EXCERPTED RECORDS

------------------------------------

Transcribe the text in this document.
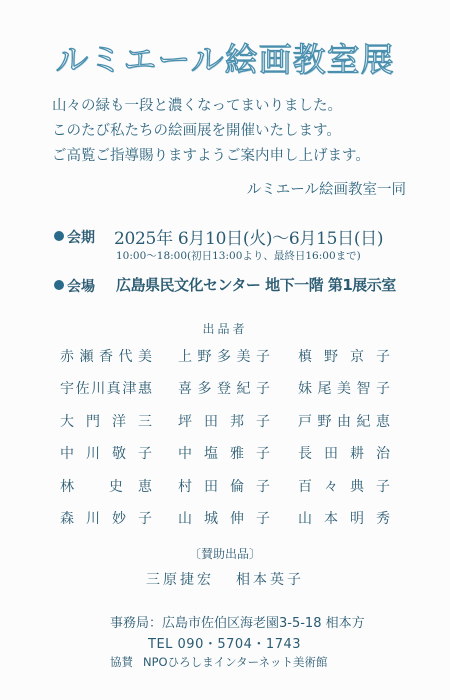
ルミエール絵画教室展
山々の緑も一段と濃くなってまいりました。
このたび私たちの絵画展を開催いたします。
ご高覧ご指導賜りますようご案内申し上げます。
ルミエール絵画教室一同
会期 2025年 6月10日(火)〜6月15日(日)
10:00〜18:00(初日13:00より、最終日16:00まで)
会場 広島県民文化センター 地下一階 第1展示室
出品者
赤瀬香代美 上野多美子 槙野京子
宇佐川真津惠 喜多登紀子 妹尾美智子
大門洋三 坪田邦子 戸野由紀恵
中川敬子 中塩雅子 長田耕治
林 史恵 村田倫子 百々典子
森川妙子 山城伸子 山本明秀
〔賛助出品〕
三原捷宏 相本英子
事務局：広島市佐伯区海老園3-5-18 相本方
TEL 090・5704・1743
協賛 NPOひろしまインターネット美術館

------------------------------------

REQUIREMENT
The pictures should not appear in the copy; every other part of the records above must be returned exactly.

EXERCISE SOLUTION
Transcribe the text in this document.
ルミエール絵画教室展
山々の緑も一段と濃くなってまいりました。
このたび私たちの絵画展を開催いたします。
ご高覧ご指導賜りますようご案内申し上げます。
ルミエール絵画教室一同
会期 2025年 6月10日(火)〜6月15日(日)
10:00〜18:00(初日13:00より、最終日16:00まで)
会場 広島県民文化センター 地下一階 第1展示室
出品者
赤瀬香代美 上野多美子 槙野京子
宇佐川真津惠 喜多登紀子 妹尾美智子
大門洋三 坪田邦子 戸野由紀恵
中川敬子 中塩雅子 長田耕治
林 史恵 村田倫子 百々典子
森川妙子 山城伸子 山本明秀
〔賛助出品〕
三原捷宏 相本英子
事務局：広島市佐伯区海老園3-5-18 相本方
TEL 090・5704・1743
協賛 NPOひろしまインターネット美術館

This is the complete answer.